━━━━━ Records provided ━━━━━
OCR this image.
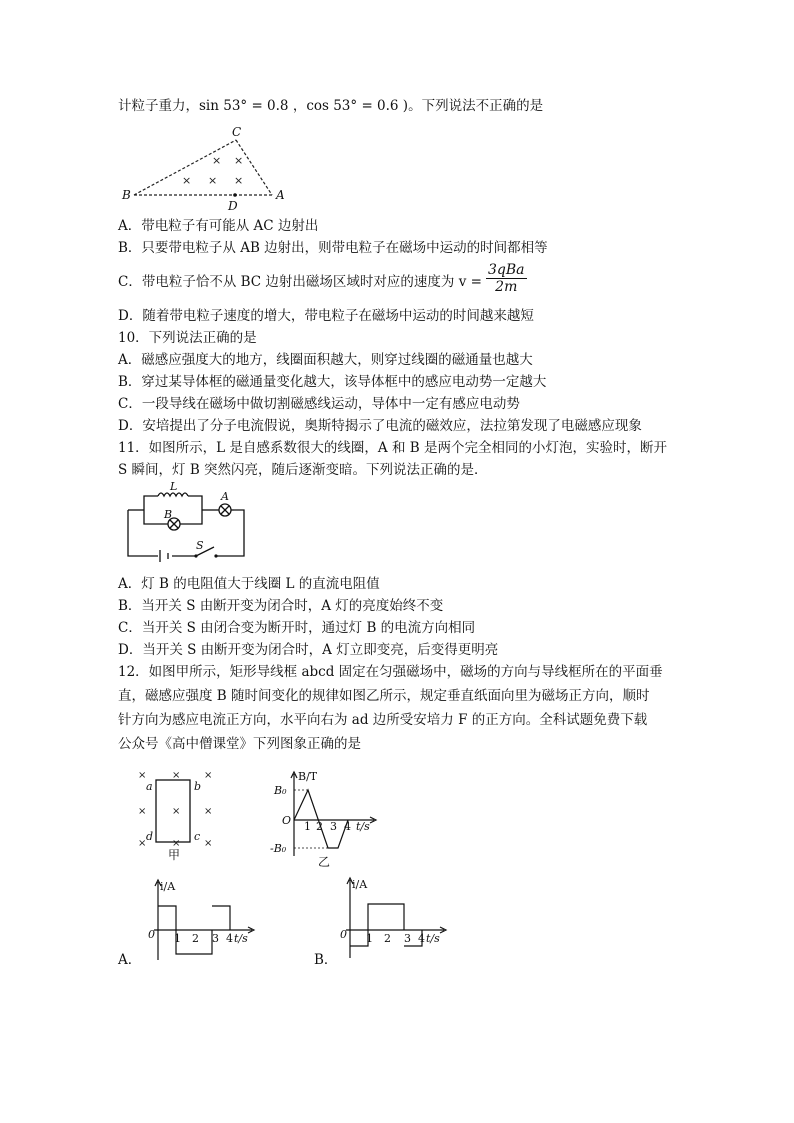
计粒子重力，sin 53° = 0.8 ，cos 53° = 0.6 )。下列说法不正确的是
× ×
× × ×
C
B	A
D
A．带电粒子有可能从 AC 边射出
B．只要带电粒子从 AB 边射出，则带电粒子在磁场中运动的时间都相等
C．带电粒子恰不从 BC 边射出磁场区域时对应的速度为 v =
3qBa
2m
D．随着带电粒子速度的增大，带电粒子在磁场中运动的时间越来越短
10．下列说法正确的是
A．磁感应强度大的地方，线圈面积越大，则穿过线圈的磁通量也越大
B．穿过某导体框的磁通量变化越大，该导体框中的感应电动势一定越大
C．一段导线在磁场中做切割磁感线运动，导体中一定有感应电动势
D．安培提出了分子电流假说，奥斯特揭示了电流的磁效应，法拉第发现了电磁感应现象
11．如图所示，L 是自感系数很大的线圈，A 和 B 是两个完全相同的小灯泡，实验时，断开
S 瞬间，灯 B 突然闪亮，随后逐渐变暗。下列说法正确的是．
L
A
B
S
A．灯 B 的电阻值大于线圈 L 的直流电阻值
B．当开关 S 由断开变为闭合时，A 灯的亮度始终不变
C．当开关 S 由闭合变为断开时，通过灯 B 的电流方向相同
D．当开关 S 由断开变为闭合时，A 灯立即变亮，后变得更明亮
12．如图甲所示，矩形导线框 abcd 固定在匀强磁场中，磁场的方向与导线框所在的平面垂
直，磁感应强度 B 随时间变化的规律如图乙所示，规定垂直纸面向里为磁场正方向，顺时
针方向为感应电流正方向，水平向右为 ad 边所受安培力 F 的正方向。全科试题免费下载
公众号《高中僧课堂》下列图象正确的是
×	× ×
×	× ×
×	× ×
a	b
c
d
甲
B/T
B₀
-B₀
O 1 2 3 4 t/s
乙
i/A
0 1 2 3 4 t/s
A．
i/A
0 1 2 3 4 t/s
B．
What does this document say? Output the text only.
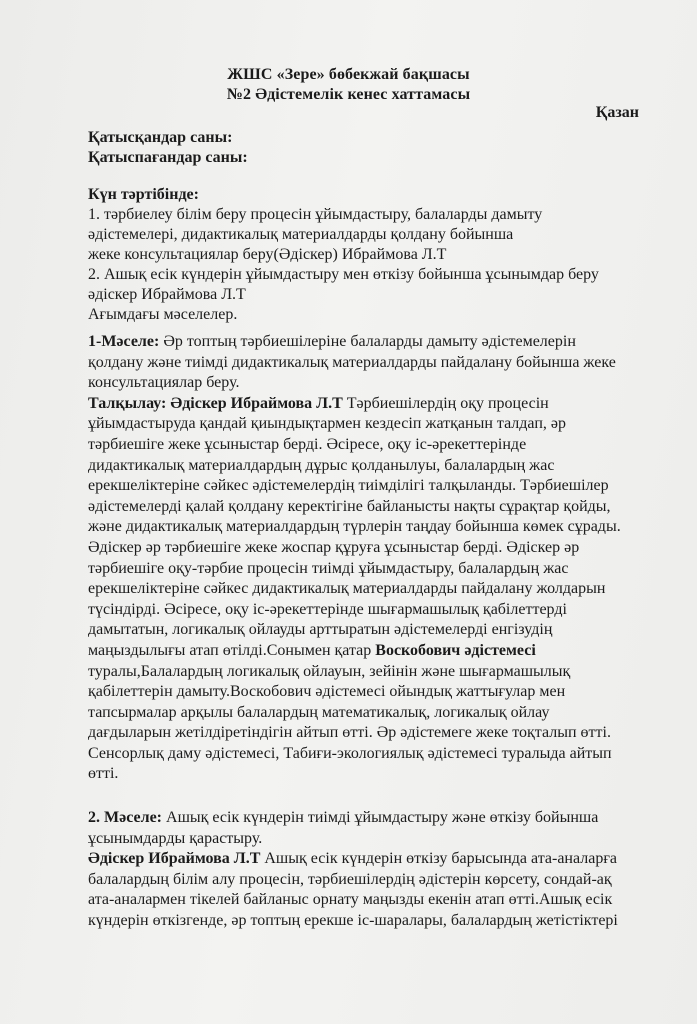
ЖШС «Зере» бөбекжай бақшасы
№2 Әдістемелік кенес хаттамасы
Қазан
Қатысқандар саны:
Қатыспағандар саны:
Күн тәртібінде:
1. тәрбиелеу білім беру процесін ұйымдастыру, балаларды дамыту
әдістемелері, дидактикалық материалдарды қолдану бойынша
жеке консультациялар беру(Әдіскер) Ибраймова Л.Т
2. Ашық есік күндерін ұйымдастыру мен өткізу бойынша ұсынымдар беру
әдіскер Ибраймова Л.Т
Ағымдағы мәселелер.
1-Мәселе: Әр топтың тәрбиешілеріне балаларды дамыту әдістемелерін
қолдану және тиімді дидактикалық материалдарды пайдалану бойынша жеке
консультациялар беру.
Талқылау: Әдіскер Ибраймова Л.Т Тәрбиешілердің оқу процесін
ұйымдастыруда қандай қиындықтармен кездесіп жатқанын талдап, әр
тәрбиешіге жеке ұсыныстар берді. Әсіресе, оқу іс-әрекеттерінде
дидактикалық материалдардың дұрыс қолданылуы, балалардың жас
ерекшеліктеріне сәйкес әдістемелердің тиімділігі талқыланды. Тәрбиешілер
әдістемелерді қалай қолдану керектігіне байланысты нақты сұрақтар қойды,
және дидактикалық материалдардың түрлерін таңдау бойынша көмек сұрады.
Әдіскер әр тәрбиешіге жеке жоспар құруға ұсыныстар берді. Әдіскер әр
тәрбиешіге оқу-тәрбие процесін тиімді ұйымдастыру, балалардың жас
ерекшеліктеріне сәйкес дидактикалық материалдарды пайдалану жолдарын
түсіндірді. Әсіресе, оқу іс-әрекеттерінде шығармашылық қабілеттерді
дамытатын, логикалық ойлауды арттыратын әдістемелерді енгізудің
маңыздылығы атап өтілді.Сонымен қатар Воскобович әдістемесі
туралы,Балалардың логикалық ойлауын, зейінін және шығармашылық
қабілеттерін дамыту.Воскобович әдістемесі ойындық жаттығулар мен
тапсырмалар арқылы балалардың математикалық, логикалық ойлау
дағдыларын жетілдіретіндігін айтып өтті. Әр әдістемеге жеке тоқталып өтті.
Сенсорлық даму әдістемесі, Табиғи-экологиялық әдістемесі туралыда айтып
өтті.
2. Мәселе: Ашық есік күндерін тиімді ұйымдастыру және өткізу бойынша
ұсынымдарды қарастыру.
Әдіскер Ибраймова Л.Т Ашық есік күндерін өткізу барысында ата-аналарға
балалардың білім алу процесін, тәрбиешілердің әдістерін көрсету, сондай-ақ
ата-аналармен тікелей байланыс орнату маңызды екенін атап өтті.Ашық есік
күндерін өткізгенде, әр топтың ерекше іс-шаралары, балалардың жетістіктері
━━━━━
- Aim -
Copy the whole listing above word for word but do not carry over the pictures.

- Exercise solution -
OCR this image.
计粒子重力，sin 53° = 0.8 ，cos 53° = 0.6 )。下列说法不正确的是
× ×
× × ×
C
B	A
D
A．带电粒子有可能从 AC 边射出
B．只要带电粒子从 AB 边射出，则带电粒子在磁场中运动的时间都相等
C．带电粒子恰不从 BC 边射出磁场区域时对应的速度为 v =
3qBa
2m
D．随着带电粒子速度的增大，带电粒子在磁场中运动的时间越来越短
10．下列说法正确的是
A．磁感应强度大的地方，线圈面积越大，则穿过线圈的磁通量也越大
B．穿过某导体框的磁通量变化越大，该导体框中的感应电动势一定越大
C．一段导线在磁场中做切割磁感线运动，导体中一定有感应电动势
D．安培提出了分子电流假说，奥斯特揭示了电流的磁效应，法拉第发现了电磁感应现象
11．如图所示，L 是自感系数很大的线圈，A 和 B 是两个完全相同的小灯泡，实验时，断开
S 瞬间，灯 B 突然闪亮，随后逐渐变暗。下列说法正确的是．
L
A
B
S
A．灯 B 的电阻值大于线圈 L 的直流电阻值
B．当开关 S 由断开变为闭合时，A 灯的亮度始终不变
C．当开关 S 由闭合变为断开时，通过灯 B 的电流方向相同
D．当开关 S 由断开变为闭合时，A 灯立即变亮，后变得更明亮
12．如图甲所示，矩形导线框 abcd 固定在匀强磁场中，磁场的方向与导线框所在的平面垂
直，磁感应强度 B 随时间变化的规律如图乙所示，规定垂直纸面向里为磁场正方向，顺时
针方向为感应电流正方向，水平向右为 ad 边所受安培力 F 的正方向。全科试题免费下载
公众号《高中僧课堂》下列图象正确的是
×	× ×
×	× ×
×	× ×
a	b
c
d
甲
B/T
B₀
-B₀
O 1 2 3 4 t/s
乙
i/A
0 1 2 3 4 t/s
A．
i/A
0 1 2 3 4 t/s
B．
What does this document say? Output the text only.
ЖШС «Зере» бөбекжай бақшасы
№2 Әдістемелік кенес хаттамасы
Қазан
Қатысқандар саны:
Қатыспағандар саны:
Күн тәртібінде:
1. тәрбиелеу білім беру процесін ұйымдастыру, балаларды дамыту
әдістемелері, дидактикалық материалдарды қолдану бойынша
жеке консультациялар беру(Әдіскер) Ибраймова Л.Т
2. Ашық есік күндерін ұйымдастыру мен өткізу бойынша ұсынымдар беру
әдіскер Ибраймова Л.Т
Ағымдағы мәселелер.
1-Мәселе: Әр топтың тәрбиешілеріне балаларды дамыту әдістемелерін
қолдану және тиімді дидактикалық материалдарды пайдалану бойынша жеке
консультациялар беру.
Талқылау: Әдіскер Ибраймова Л.Т Тәрбиешілердің оқу процесін
ұйымдастыруда қандай қиындықтармен кездесіп жатқанын талдап, әр
тәрбиешіге жеке ұсыныстар берді. Әсіресе, оқу іс-әрекеттерінде
дидактикалық материалдардың дұрыс қолданылуы, балалардың жас
ерекшеліктеріне сәйкес әдістемелердің тиімділігі талқыланды. Тәрбиешілер
әдістемелерді қалай қолдану керектігіне байланысты нақты сұрақтар қойды,
және дидактикалық материалдардың түрлерін таңдау бойынша көмек сұрады.
Әдіскер әр тәрбиешіге жеке жоспар құруға ұсыныстар берді. Әдіскер әр
тәрбиешіге оқу-тәрбие процесін тиімді ұйымдастыру, балалардың жас
ерекшеліктеріне сәйкес дидактикалық материалдарды пайдалану жолдарын
түсіндірді. Әсіресе, оқу іс-әрекеттерінде шығармашылық қабілеттерді
дамытатын, логикалық ойлауды арттыратын әдістемелерді енгізудің
маңыздылығы атап өтілді.Сонымен қатар Воскобович әдістемесі
туралы,Балалардың логикалық ойлауын, зейінін және шығармашылық
қабілеттерін дамыту.Воскобович әдістемесі ойындық жаттығулар мен
тапсырмалар арқылы балалардың математикалық, логикалық ойлау
дағдыларын жетілдіретіндігін айтып өтті. Әр әдістемеге жеке тоқталып өтті.
Сенсорлық даму әдістемесі, Табиғи-экологиялық әдістемесі туралыда айтып
өтті.
2. Мәселе: Ашық есік күндерін тиімді ұйымдастыру және өткізу бойынша
ұсынымдарды қарастыру.
Әдіскер Ибраймова Л.Т Ашық есік күндерін өткізу барысында ата-аналарға
балалардың білім алу процесін, тәрбиешілердің әдістерін көрсету, сондай-ақ
ата-аналармен тікелей байланыс орнату маңызды екенін атап өтті.Ашық есік
күндерін өткізгенде, әр топтың ерекше іс-шаралары, балалардың жетістіктері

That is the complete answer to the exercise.